WORK REQUIRED: Pull out every line containing the string "Agents".

DATA TO PROCESS:
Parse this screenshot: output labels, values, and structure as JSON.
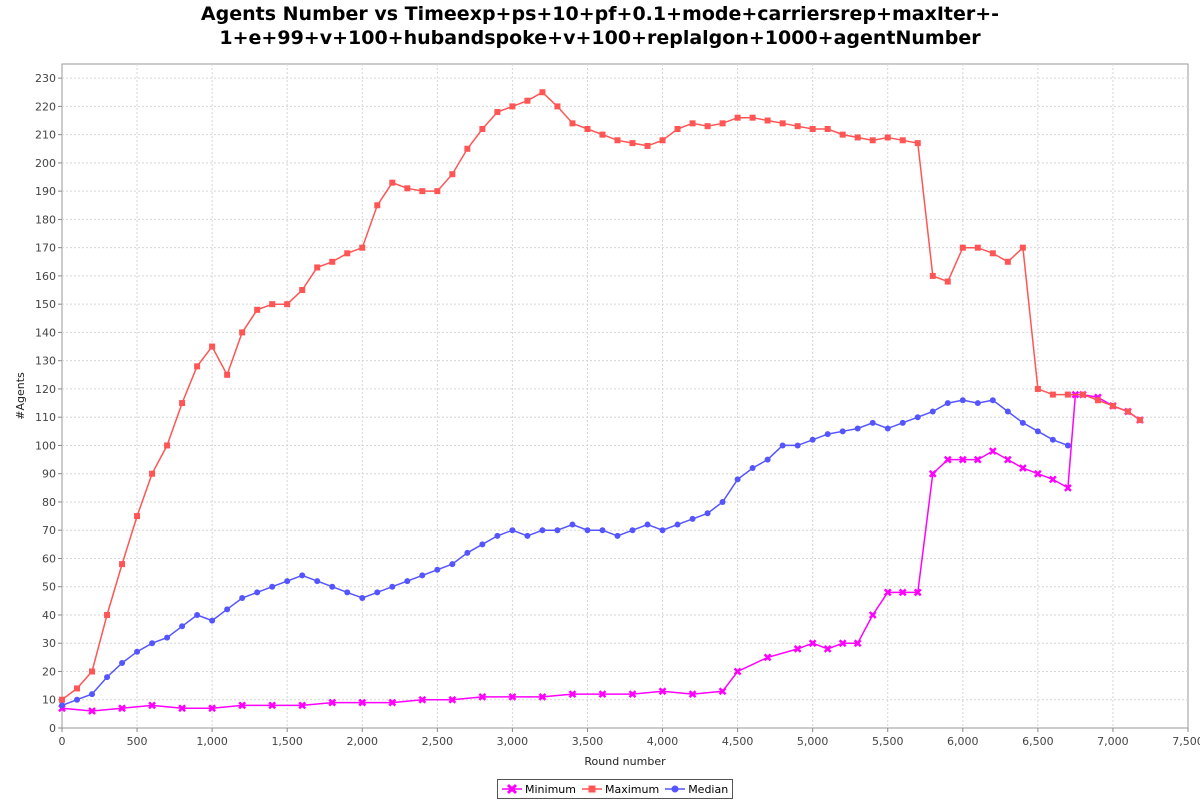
{
  "chart_data": {
    "type": "line",
    "title_line1": "Agents Number vs Timeexp+ps+10+pf+0.1+mode+carriersrep+maxIter+-",
    "title_line2": "1+e+99+v+100+hubandspoke+v+100+replalgon+1000+agentNumber",
    "xlabel": "Round number",
    "ylabel": "#Agents",
    "xlim": [
      0,
      7500
    ],
    "ylim": [
      0,
      235
    ],
    "x_ticks": [
      0,
      500,
      1000,
      1500,
      2000,
      2500,
      3000,
      3500,
      4000,
      4500,
      5000,
      5500,
      6000,
      6500,
      7000,
      7500
    ],
    "x_tick_labels": [
      "0",
      "500",
      "1,000",
      "1,500",
      "2,000",
      "2,500",
      "3,000",
      "3,500",
      "4,000",
      "4,500",
      "5,000",
      "5,500",
      "6,000",
      "6,500",
      "7,000",
      "7,500"
    ],
    "y_ticks": [
      0,
      10,
      20,
      30,
      40,
      50,
      60,
      70,
      80,
      90,
      100,
      110,
      120,
      130,
      140,
      150,
      160,
      170,
      180,
      190,
      200,
      210,
      220,
      230
    ],
    "grid": true,
    "legend_position": "bottom-center",
    "series": [
      {
        "name": "Minimum",
        "color": "#ff00ff",
        "marker": "x",
        "x": [
          0,
          200,
          400,
          600,
          800,
          1000,
          1200,
          1400,
          1600,
          1800,
          2000,
          2200,
          2400,
          2600,
          2800,
          3000,
          3200,
          3400,
          3600,
          3800,
          4000,
          4200,
          4400,
          4500,
          4700,
          4900,
          5000,
          5100,
          5200,
          5300,
          5400,
          5500,
          5600,
          5700,
          5800,
          5900,
          6000,
          6100,
          6200,
          6300,
          6400,
          6500,
          6600,
          6700,
          6750,
          6800,
          6900,
          7000,
          7100,
          7180
        ],
        "y": [
          7,
          6,
          7,
          8,
          7,
          7,
          8,
          8,
          8,
          9,
          9,
          9,
          10,
          10,
          11,
          11,
          11,
          12,
          12,
          12,
          13,
          12,
          13,
          20,
          25,
          28,
          30,
          28,
          30,
          30,
          40,
          48,
          48,
          48,
          90,
          95,
          95,
          95,
          98,
          95,
          92,
          90,
          88,
          85,
          118,
          118,
          117,
          114,
          112,
          109
        ]
      },
      {
        "name": "Maximum",
        "color": "#ff5555",
        "marker": "square",
        "x": [
          0,
          100,
          200,
          300,
          400,
          500,
          600,
          700,
          800,
          900,
          1000,
          1100,
          1200,
          1300,
          1400,
          1500,
          1600,
          1700,
          1800,
          1900,
          2000,
          2100,
          2200,
          2300,
          2400,
          2500,
          2600,
          2700,
          2800,
          2900,
          3000,
          3100,
          3200,
          3300,
          3400,
          3500,
          3600,
          3700,
          3800,
          3900,
          4000,
          4100,
          4200,
          4300,
          4400,
          4500,
          4600,
          4700,
          4800,
          4900,
          5000,
          5100,
          5200,
          5300,
          5400,
          5500,
          5600,
          5700,
          5800,
          5900,
          6000,
          6100,
          6200,
          6300,
          6400,
          6500,
          6600,
          6700,
          6800,
          6900,
          7000,
          7100,
          7180
        ],
        "y": [
          10,
          14,
          20,
          40,
          58,
          75,
          90,
          100,
          115,
          128,
          135,
          125,
          140,
          148,
          150,
          150,
          155,
          163,
          165,
          168,
          170,
          185,
          193,
          191,
          190,
          190,
          196,
          205,
          212,
          218,
          220,
          222,
          225,
          220,
          214,
          212,
          210,
          208,
          207,
          206,
          208,
          212,
          214,
          213,
          214,
          216,
          216,
          215,
          214,
          213,
          212,
          212,
          210,
          209,
          208,
          209,
          208,
          207,
          160,
          158,
          170,
          170,
          168,
          165,
          170,
          120,
          118,
          118,
          118,
          116,
          114,
          112,
          109
        ]
      },
      {
        "name": "Median",
        "color": "#5555ff",
        "marker": "circle",
        "x": [
          0,
          100,
          200,
          300,
          400,
          500,
          600,
          700,
          800,
          900,
          1000,
          1100,
          1200,
          1300,
          1400,
          1500,
          1600,
          1700,
          1800,
          1900,
          2000,
          2100,
          2200,
          2300,
          2400,
          2500,
          2600,
          2700,
          2800,
          2900,
          3000,
          3100,
          3200,
          3300,
          3400,
          3500,
          3600,
          3700,
          3800,
          3900,
          4000,
          4100,
          4200,
          4300,
          4400,
          4500,
          4600,
          4700,
          4800,
          4900,
          5000,
          5100,
          5200,
          5300,
          5400,
          5500,
          5600,
          5700,
          5800,
          5900,
          6000,
          6100,
          6200,
          6300,
          6400,
          6500,
          6600,
          6700
        ],
        "y": [
          8,
          10,
          12,
          18,
          23,
          27,
          30,
          32,
          36,
          40,
          38,
          42,
          46,
          48,
          50,
          52,
          54,
          52,
          50,
          48,
          46,
          48,
          50,
          52,
          54,
          56,
          58,
          62,
          65,
          68,
          70,
          68,
          70,
          70,
          72,
          70,
          70,
          68,
          70,
          72,
          70,
          72,
          74,
          76,
          80,
          88,
          92,
          95,
          100,
          100,
          102,
          104,
          105,
          106,
          108,
          106,
          108,
          110,
          112,
          115,
          116,
          115,
          116,
          112,
          108,
          105,
          102,
          100
        ]
      }
    ]
  }
}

SOLVED PROBLEM:
    "title_line1": "Agents Number vs Timeexp+ps+10+pf+0.1+mode+carriersrep+maxIter+-",
    "ylabel": "#Agents",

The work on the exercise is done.